GIVEN RECORDS -
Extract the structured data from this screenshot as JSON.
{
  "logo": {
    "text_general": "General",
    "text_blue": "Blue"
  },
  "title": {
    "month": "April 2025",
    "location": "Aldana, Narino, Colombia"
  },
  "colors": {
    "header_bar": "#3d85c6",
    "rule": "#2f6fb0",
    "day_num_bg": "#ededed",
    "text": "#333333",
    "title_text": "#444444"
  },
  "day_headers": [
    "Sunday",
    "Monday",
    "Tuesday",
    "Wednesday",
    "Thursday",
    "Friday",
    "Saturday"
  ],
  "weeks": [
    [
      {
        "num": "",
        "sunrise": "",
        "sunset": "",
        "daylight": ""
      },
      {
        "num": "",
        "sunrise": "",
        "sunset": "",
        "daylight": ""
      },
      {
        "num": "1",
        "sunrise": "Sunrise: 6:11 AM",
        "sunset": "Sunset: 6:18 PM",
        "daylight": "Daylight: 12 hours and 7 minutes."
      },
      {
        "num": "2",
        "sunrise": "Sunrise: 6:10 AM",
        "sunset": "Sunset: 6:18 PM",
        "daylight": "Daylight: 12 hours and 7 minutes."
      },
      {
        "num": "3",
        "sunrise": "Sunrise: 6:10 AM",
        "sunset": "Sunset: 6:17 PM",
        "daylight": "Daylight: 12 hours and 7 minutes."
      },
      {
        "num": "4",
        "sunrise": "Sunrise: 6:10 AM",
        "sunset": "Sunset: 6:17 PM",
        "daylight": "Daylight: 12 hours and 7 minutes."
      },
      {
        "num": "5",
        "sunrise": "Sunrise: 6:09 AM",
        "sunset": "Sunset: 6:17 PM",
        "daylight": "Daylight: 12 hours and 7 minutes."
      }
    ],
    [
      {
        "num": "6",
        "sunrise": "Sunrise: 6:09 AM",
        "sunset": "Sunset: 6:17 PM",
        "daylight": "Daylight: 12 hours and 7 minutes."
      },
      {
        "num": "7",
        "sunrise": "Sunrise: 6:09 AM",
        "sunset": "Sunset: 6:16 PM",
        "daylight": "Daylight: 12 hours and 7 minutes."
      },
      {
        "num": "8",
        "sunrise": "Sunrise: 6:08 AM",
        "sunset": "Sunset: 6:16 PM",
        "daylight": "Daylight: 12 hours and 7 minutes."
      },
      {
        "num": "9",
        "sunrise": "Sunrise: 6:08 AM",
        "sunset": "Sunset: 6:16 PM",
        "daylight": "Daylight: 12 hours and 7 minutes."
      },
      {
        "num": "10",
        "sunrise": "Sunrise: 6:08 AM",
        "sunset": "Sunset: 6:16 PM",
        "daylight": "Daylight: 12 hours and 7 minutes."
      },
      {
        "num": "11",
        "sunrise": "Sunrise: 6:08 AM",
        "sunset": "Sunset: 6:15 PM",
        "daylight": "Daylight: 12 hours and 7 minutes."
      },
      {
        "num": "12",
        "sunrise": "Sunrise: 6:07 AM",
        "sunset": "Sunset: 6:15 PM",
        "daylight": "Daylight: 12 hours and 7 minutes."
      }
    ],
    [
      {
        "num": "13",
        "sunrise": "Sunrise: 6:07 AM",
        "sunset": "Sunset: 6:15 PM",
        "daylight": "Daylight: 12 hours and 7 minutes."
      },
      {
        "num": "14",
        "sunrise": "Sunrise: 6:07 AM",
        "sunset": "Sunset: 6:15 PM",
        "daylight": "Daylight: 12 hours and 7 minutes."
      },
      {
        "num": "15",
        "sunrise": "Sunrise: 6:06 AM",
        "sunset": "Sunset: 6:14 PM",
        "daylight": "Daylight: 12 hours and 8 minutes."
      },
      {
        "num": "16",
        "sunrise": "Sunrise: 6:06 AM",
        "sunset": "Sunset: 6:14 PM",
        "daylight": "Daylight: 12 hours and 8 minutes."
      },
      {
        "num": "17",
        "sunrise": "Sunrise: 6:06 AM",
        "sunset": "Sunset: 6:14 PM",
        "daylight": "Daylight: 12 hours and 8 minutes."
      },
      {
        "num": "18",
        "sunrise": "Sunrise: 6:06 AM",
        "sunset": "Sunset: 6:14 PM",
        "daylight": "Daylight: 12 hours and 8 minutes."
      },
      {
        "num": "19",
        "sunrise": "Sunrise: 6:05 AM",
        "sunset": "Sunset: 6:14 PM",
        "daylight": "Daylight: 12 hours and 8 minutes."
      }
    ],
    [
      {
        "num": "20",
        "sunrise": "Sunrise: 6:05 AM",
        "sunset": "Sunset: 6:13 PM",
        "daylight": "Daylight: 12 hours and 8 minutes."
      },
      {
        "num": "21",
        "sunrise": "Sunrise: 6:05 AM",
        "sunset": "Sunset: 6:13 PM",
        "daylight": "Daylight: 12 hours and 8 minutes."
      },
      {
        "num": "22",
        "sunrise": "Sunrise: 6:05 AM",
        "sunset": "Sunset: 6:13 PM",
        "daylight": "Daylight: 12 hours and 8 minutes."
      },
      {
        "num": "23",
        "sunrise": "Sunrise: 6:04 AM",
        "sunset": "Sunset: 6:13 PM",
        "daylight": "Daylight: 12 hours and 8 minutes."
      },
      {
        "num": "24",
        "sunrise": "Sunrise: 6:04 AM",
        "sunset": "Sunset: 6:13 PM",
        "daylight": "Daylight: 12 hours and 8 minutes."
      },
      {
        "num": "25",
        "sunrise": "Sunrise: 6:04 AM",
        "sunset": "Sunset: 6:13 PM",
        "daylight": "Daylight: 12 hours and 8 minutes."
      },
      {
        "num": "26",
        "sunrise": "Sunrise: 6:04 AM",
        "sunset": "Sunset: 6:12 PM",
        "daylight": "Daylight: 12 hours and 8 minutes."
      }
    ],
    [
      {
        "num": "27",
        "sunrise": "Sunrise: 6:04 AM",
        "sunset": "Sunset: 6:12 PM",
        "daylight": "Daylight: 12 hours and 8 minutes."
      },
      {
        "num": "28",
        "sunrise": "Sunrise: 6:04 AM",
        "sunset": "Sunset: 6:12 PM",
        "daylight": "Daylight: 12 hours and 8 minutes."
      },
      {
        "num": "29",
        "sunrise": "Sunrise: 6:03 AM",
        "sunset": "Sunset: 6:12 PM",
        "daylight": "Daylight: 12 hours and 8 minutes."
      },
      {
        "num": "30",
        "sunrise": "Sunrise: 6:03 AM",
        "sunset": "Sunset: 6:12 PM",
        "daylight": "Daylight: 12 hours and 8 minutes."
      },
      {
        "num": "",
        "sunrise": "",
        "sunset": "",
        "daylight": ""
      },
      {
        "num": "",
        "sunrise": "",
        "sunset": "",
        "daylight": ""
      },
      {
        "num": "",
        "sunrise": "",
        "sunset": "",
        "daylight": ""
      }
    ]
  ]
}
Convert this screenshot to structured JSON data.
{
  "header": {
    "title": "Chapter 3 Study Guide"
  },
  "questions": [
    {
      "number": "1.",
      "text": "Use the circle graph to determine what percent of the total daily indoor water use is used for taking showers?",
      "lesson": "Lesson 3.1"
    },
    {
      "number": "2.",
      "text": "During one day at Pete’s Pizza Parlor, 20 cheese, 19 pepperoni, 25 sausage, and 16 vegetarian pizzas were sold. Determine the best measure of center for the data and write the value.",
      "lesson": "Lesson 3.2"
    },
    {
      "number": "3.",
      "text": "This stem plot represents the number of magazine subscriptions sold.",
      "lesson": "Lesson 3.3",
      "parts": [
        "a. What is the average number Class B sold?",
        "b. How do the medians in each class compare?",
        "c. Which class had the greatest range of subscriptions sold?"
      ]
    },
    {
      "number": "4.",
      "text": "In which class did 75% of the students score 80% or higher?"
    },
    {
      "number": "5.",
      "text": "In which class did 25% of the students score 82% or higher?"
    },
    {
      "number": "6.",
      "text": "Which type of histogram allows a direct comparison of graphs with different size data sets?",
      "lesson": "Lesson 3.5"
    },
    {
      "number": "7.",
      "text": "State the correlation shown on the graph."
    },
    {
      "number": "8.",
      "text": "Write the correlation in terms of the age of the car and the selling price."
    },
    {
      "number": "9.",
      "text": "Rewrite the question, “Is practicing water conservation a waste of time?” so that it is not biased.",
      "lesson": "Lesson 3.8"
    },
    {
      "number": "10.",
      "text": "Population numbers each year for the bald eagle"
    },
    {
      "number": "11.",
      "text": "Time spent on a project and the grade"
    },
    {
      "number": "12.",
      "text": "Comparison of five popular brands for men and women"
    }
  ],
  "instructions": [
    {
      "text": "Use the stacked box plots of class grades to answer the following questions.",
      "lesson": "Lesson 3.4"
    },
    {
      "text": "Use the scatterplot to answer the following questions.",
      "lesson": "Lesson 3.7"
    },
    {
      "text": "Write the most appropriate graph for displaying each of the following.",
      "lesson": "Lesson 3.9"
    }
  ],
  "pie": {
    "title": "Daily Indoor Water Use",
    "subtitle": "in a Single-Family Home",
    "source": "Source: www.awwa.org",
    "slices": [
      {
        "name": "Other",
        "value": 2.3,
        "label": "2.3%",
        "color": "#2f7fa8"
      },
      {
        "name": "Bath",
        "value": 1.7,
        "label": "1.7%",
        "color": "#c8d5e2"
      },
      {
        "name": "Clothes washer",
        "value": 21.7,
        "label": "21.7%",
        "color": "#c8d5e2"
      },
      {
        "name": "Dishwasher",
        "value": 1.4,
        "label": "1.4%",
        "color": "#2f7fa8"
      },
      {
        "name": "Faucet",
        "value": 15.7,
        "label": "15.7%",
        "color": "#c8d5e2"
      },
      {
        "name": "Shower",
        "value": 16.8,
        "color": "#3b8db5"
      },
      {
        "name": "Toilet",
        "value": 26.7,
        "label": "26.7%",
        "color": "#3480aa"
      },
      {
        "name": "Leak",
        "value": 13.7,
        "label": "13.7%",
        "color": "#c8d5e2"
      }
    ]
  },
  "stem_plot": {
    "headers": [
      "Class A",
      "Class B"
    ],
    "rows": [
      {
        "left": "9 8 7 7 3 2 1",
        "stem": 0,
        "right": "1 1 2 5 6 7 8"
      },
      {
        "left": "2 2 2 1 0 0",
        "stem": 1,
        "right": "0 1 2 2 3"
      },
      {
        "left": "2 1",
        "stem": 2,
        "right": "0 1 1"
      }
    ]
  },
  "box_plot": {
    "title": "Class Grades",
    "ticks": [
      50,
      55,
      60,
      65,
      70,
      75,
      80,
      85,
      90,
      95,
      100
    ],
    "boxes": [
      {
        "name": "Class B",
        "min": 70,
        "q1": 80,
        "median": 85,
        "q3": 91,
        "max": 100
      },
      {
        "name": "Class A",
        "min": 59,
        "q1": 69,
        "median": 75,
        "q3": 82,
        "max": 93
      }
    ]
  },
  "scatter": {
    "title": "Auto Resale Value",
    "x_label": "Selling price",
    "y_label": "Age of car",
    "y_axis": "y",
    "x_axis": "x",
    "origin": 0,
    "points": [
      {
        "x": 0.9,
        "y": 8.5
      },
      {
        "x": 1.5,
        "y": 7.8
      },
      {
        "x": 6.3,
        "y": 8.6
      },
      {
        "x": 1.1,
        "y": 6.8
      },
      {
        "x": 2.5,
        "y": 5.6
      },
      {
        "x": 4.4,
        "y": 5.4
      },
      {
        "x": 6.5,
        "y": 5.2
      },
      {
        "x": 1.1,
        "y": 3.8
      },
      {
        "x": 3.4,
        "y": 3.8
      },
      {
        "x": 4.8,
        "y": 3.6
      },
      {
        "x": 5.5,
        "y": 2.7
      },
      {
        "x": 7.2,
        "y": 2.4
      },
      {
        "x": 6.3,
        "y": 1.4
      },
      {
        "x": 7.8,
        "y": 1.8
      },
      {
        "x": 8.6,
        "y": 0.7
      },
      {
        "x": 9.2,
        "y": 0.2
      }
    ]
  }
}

WHAT THIS TASK INVOLVES - Work out the number of lines above that include the string "each" and write only that number.

CORRECT ANSWER - 3